Dataset rows about figures:

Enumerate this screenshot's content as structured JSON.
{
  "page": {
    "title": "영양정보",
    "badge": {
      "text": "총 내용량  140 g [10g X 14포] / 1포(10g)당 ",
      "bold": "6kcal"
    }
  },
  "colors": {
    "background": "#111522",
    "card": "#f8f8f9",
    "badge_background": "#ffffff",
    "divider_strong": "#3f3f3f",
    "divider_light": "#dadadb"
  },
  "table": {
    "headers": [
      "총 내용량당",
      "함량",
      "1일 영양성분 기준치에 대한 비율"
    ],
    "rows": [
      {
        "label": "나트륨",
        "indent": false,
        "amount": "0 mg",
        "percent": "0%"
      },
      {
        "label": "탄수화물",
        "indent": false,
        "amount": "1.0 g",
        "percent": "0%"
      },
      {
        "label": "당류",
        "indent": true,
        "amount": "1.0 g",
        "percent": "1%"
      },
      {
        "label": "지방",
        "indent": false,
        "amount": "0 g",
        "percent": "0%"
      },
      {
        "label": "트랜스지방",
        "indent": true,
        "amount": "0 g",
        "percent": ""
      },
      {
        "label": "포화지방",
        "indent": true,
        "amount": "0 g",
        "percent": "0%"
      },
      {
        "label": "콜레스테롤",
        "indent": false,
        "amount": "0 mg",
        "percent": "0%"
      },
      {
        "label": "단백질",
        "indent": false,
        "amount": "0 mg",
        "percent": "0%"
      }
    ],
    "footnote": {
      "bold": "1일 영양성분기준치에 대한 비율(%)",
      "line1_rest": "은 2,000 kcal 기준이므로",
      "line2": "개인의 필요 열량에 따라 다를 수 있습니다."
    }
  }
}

**Task statement**
Restate each record exactly as written.

**Task result**
Enumerate this screenshot's content as structured JSON.
{
  "page": {
    "title": "영양정보",
    "badge": {
      "text": "총 내용량  140 g [10g X 14포] / 1포(10g)당 ",
      "bold": "6kcal"
    }
  },
  "colors": {
    "background": "#111522",
    "card": "#f8f8f9",
    "badge_background": "#ffffff",
    "divider_strong": "#3f3f3f",
    "divider_light": "#dadadb"
  },
  "table": {
    "headers": [
      "총 내용량당",
      "함량",
      "1일 영양성분 기준치에 대한 비율"
    ],
    "rows": [
      {
        "label": "나트륨",
        "indent": false,
        "amount": "0 mg",
        "percent": "0%"
      },
      {
        "label": "탄수화물",
        "indent": false,
        "amount": "1.0 g",
        "percent": "0%"
      },
      {
        "label": "당류",
        "indent": true,
        "amount": "1.0 g",
        "percent": "1%"
      },
      {
        "label": "지방",
        "indent": false,
        "amount": "0 g",
        "percent": "0%"
      },
      {
        "label": "트랜스지방",
        "indent": true,
        "amount": "0 g",
        "percent": ""
      },
      {
        "label": "포화지방",
        "indent": true,
        "amount": "0 g",
        "percent": "0%"
      },
      {
        "label": "콜레스테롤",
        "indent": false,
        "amount": "0 mg",
        "percent": "0%"
      },
      {
        "label": "단백질",
        "indent": false,
        "amount": "0 mg",
        "percent": "0%"
      }
    ],
    "footnote": {
      "bold": "1일 영양성분기준치에 대한 비율(%)",
      "line1_rest": "은 2,000 kcal 기준이므로",
      "line2": "개인의 필요 열량에 따라 다를 수 있습니다."
    }
  }
}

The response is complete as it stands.